WHAT YOU SHOULD DO
Copy out all of the data below verbatim, keeping every line and character unchanged.

• • • •

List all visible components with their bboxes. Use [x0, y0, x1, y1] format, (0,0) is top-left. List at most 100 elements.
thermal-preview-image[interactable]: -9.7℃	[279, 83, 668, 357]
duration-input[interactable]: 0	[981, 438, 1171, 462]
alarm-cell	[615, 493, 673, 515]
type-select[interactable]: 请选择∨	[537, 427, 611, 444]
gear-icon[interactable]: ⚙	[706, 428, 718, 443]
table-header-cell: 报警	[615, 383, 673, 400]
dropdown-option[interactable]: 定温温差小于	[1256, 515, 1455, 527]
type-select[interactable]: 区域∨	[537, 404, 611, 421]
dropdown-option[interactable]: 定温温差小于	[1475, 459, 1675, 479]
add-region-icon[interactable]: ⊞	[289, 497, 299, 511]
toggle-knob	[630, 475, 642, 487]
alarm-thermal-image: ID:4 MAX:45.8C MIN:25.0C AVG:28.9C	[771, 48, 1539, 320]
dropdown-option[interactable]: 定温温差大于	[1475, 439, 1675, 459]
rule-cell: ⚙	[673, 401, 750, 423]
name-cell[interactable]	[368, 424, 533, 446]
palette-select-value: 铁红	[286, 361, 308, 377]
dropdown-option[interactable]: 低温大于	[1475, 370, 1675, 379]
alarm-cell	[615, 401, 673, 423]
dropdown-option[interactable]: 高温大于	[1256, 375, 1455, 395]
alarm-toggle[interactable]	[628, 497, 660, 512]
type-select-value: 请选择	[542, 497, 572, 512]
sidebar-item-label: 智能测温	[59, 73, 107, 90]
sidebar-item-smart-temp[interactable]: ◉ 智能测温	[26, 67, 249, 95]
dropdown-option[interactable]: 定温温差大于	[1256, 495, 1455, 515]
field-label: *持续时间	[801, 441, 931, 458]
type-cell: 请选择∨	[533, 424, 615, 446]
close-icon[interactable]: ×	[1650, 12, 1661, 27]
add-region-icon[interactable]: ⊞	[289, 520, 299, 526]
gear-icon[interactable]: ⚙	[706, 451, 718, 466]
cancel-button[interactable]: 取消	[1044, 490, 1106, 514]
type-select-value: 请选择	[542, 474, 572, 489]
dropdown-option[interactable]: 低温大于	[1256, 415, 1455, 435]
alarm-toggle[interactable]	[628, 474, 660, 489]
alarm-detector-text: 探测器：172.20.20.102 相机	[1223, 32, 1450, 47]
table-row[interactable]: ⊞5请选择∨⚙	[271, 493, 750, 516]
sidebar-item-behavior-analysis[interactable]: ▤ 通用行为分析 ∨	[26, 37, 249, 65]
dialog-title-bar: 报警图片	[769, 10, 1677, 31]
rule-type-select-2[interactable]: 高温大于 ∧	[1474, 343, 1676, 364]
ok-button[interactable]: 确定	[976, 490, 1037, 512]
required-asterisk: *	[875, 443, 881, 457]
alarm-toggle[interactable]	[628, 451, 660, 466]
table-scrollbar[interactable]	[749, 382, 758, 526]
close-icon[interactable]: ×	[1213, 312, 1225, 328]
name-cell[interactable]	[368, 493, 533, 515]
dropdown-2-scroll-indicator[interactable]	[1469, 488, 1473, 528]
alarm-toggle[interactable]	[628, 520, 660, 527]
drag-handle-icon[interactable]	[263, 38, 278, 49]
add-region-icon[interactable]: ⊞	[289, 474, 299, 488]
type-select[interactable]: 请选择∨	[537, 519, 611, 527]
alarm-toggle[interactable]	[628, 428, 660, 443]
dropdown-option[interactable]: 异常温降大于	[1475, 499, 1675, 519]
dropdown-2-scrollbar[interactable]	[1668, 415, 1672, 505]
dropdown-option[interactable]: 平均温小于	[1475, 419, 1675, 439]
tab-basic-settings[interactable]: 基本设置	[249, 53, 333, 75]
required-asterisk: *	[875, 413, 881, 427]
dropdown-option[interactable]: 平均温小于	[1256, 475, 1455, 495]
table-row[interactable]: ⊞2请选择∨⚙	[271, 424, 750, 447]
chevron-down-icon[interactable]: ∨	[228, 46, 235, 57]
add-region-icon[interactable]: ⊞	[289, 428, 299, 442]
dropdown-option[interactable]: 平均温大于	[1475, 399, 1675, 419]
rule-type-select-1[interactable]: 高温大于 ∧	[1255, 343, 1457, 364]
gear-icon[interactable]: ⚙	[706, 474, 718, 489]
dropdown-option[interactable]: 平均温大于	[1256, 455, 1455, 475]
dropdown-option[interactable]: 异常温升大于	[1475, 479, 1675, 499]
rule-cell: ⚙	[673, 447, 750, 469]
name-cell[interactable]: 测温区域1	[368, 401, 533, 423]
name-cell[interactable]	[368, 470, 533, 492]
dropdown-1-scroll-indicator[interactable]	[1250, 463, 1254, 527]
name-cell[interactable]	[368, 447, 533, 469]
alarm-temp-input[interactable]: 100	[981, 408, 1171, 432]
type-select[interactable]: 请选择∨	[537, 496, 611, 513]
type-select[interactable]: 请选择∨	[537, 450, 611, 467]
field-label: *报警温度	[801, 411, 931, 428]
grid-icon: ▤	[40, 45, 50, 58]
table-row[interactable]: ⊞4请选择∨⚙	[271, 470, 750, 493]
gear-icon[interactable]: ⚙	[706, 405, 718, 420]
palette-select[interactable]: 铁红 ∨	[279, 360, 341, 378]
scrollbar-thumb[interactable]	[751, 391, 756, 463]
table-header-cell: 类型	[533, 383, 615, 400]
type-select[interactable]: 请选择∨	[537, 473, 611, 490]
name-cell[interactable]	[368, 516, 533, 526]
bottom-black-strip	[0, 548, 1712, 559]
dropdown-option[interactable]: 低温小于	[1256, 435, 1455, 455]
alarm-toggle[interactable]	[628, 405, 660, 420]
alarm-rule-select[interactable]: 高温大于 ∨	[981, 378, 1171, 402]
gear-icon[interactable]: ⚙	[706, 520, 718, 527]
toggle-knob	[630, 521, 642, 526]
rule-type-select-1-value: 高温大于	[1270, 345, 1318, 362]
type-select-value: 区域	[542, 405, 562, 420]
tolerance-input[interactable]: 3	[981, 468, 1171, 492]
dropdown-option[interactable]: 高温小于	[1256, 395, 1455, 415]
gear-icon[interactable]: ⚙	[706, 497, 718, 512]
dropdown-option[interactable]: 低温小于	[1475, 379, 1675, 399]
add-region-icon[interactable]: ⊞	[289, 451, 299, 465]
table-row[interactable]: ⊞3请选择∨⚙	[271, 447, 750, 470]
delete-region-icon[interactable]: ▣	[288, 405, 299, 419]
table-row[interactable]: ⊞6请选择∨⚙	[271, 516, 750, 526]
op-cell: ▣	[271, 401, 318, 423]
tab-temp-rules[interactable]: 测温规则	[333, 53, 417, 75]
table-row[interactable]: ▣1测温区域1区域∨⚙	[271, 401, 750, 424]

• • • •

COMPLETE ANSWER
List all visible components with their bboxes. Use [x0, y0, x1, y1] format, (0,0) is top-left. List at most 100 elements.
thermal-preview-image[interactable]: -9.7℃	[279, 83, 668, 357]
duration-input[interactable]: 0	[981, 438, 1171, 462]
alarm-cell	[615, 493, 673, 515]
type-select[interactable]: 请选择∨	[537, 427, 611, 444]
gear-icon[interactable]: ⚙	[706, 428, 718, 443]
table-header-cell: 报警	[615, 383, 673, 400]
dropdown-option[interactable]: 定温温差小于	[1256, 515, 1455, 527]
type-select[interactable]: 区域∨	[537, 404, 611, 421]
dropdown-option[interactable]: 定温温差小于	[1475, 459, 1675, 479]
add-region-icon[interactable]: ⊞	[289, 497, 299, 511]
toggle-knob	[630, 475, 642, 487]
alarm-thermal-image: ID:4 MAX:45.8C MIN:25.0C AVG:28.9C	[771, 48, 1539, 320]
dropdown-option[interactable]: 定温温差大于	[1475, 439, 1675, 459]
rule-cell: ⚙	[673, 401, 750, 423]
name-cell[interactable]	[368, 424, 533, 446]
palette-select-value: 铁红	[286, 361, 308, 377]
dropdown-option[interactable]: 低温大于	[1475, 370, 1675, 379]
alarm-cell	[615, 401, 673, 423]
dropdown-option[interactable]: 高温大于	[1256, 375, 1455, 395]
alarm-toggle[interactable]	[628, 497, 660, 512]
type-select-value: 请选择	[542, 497, 572, 512]
sidebar-item-label: 智能测温	[59, 73, 107, 90]
sidebar-item-smart-temp[interactable]: ◉ 智能测温	[26, 67, 249, 95]
dropdown-option[interactable]: 定温温差大于	[1256, 495, 1455, 515]
field-label: *持续时间	[801, 441, 931, 458]
type-cell: 请选择∨	[533, 424, 615, 446]
close-icon[interactable]: ×	[1650, 12, 1661, 27]
add-region-icon[interactable]: ⊞	[289, 520, 299, 526]
gear-icon[interactable]: ⚙	[706, 451, 718, 466]
cancel-button[interactable]: 取消	[1044, 490, 1106, 514]
type-select-value: 请选择	[542, 474, 572, 489]
dropdown-option[interactable]: 低温大于	[1256, 415, 1455, 435]
alarm-toggle[interactable]	[628, 474, 660, 489]
alarm-detector-text: 探测器：172.20.20.102 相机	[1223, 32, 1450, 47]
table-row[interactable]: ⊞5请选择∨⚙	[271, 493, 750, 516]
sidebar-item-behavior-analysis[interactable]: ▤ 通用行为分析 ∨	[26, 37, 249, 65]
dialog-title-bar: 报警图片	[769, 10, 1677, 31]
rule-type-select-2[interactable]: 高温大于 ∧	[1474, 343, 1676, 364]
ok-button[interactable]: 确定	[976, 490, 1037, 512]
required-asterisk: *	[875, 443, 881, 457]
alarm-toggle[interactable]	[628, 451, 660, 466]
table-scrollbar[interactable]	[749, 382, 758, 526]
close-icon[interactable]: ×	[1213, 312, 1225, 328]
name-cell[interactable]	[368, 493, 533, 515]
dropdown-2-scroll-indicator[interactable]	[1469, 488, 1473, 528]
alarm-toggle[interactable]	[628, 520, 660, 527]
drag-handle-icon[interactable]	[263, 38, 278, 49]
add-region-icon[interactable]: ⊞	[289, 474, 299, 488]
type-select[interactable]: 请选择∨	[537, 519, 611, 527]
alarm-toggle[interactable]	[628, 428, 660, 443]
dropdown-option[interactable]: 异常温降大于	[1475, 499, 1675, 519]
dropdown-2-scrollbar[interactable]	[1668, 415, 1672, 505]
dropdown-option[interactable]: 平均温小于	[1475, 419, 1675, 439]
tab-basic-settings[interactable]: 基本设置	[249, 53, 333, 75]
required-asterisk: *	[875, 413, 881, 427]
dropdown-option[interactable]: 平均温小于	[1256, 475, 1455, 495]
table-row[interactable]: ⊞2请选择∨⚙	[271, 424, 750, 447]
chevron-down-icon[interactable]: ∨	[228, 46, 235, 57]
add-region-icon[interactable]: ⊞	[289, 428, 299, 442]
dropdown-option[interactable]: 平均温大于	[1475, 399, 1675, 419]
rule-type-select-1[interactable]: 高温大于 ∧	[1255, 343, 1457, 364]
gear-icon[interactable]: ⚙	[706, 474, 718, 489]
dropdown-option[interactable]: 平均温大于	[1256, 455, 1455, 475]
dropdown-option[interactable]: 异常温升大于	[1475, 479, 1675, 499]
rule-cell: ⚙	[673, 447, 750, 469]
name-cell[interactable]: 测温区域1	[368, 401, 533, 423]
name-cell[interactable]	[368, 470, 533, 492]
dropdown-1-scroll-indicator[interactable]	[1250, 463, 1254, 527]
name-cell[interactable]	[368, 447, 533, 469]
alarm-temp-input[interactable]: 100	[981, 408, 1171, 432]
type-select[interactable]: 请选择∨	[537, 496, 611, 513]
type-select[interactable]: 请选择∨	[537, 450, 611, 467]
field-label: *报警温度	[801, 411, 931, 428]
grid-icon: ▤	[40, 45, 50, 58]
table-row[interactable]: ⊞4请选择∨⚙	[271, 470, 750, 493]
gear-icon[interactable]: ⚙	[706, 405, 718, 420]
palette-select[interactable]: 铁红 ∨	[279, 360, 341, 378]
scrollbar-thumb[interactable]	[751, 391, 756, 463]
table-header-cell: 类型	[533, 383, 615, 400]
type-select[interactable]: 请选择∨	[537, 473, 611, 490]
name-cell[interactable]	[368, 516, 533, 526]
bottom-black-strip	[0, 548, 1712, 559]
dropdown-option[interactable]: 低温小于	[1256, 435, 1455, 455]
alarm-toggle[interactable]	[628, 405, 660, 420]
alarm-rule-select[interactable]: 高温大于 ∨	[981, 378, 1171, 402]
gear-icon[interactable]: ⚙	[706, 520, 718, 527]
toggle-knob	[630, 521, 642, 526]
rule-type-select-1-value: 高温大于	[1270, 345, 1318, 362]
type-select-value: 区域	[542, 405, 562, 420]
tolerance-input[interactable]: 3	[981, 468, 1171, 492]
dropdown-option[interactable]: 高温小于	[1256, 395, 1455, 415]
gear-icon[interactable]: ⚙	[706, 497, 718, 512]
dropdown-option[interactable]: 低温小于	[1475, 379, 1675, 399]
add-region-icon[interactable]: ⊞	[289, 451, 299, 465]
table-row[interactable]: ⊞3请选择∨⚙	[271, 447, 750, 470]
delete-region-icon[interactable]: ▣	[288, 405, 299, 419]
table-row[interactable]: ⊞6请选择∨⚙	[271, 516, 750, 526]
op-cell: ▣	[271, 401, 318, 423]
tab-temp-rules[interactable]: 测温规则	[333, 53, 417, 75]
table-row[interactable]: ▣1测温区域1区域∨⚙	[271, 401, 750, 424]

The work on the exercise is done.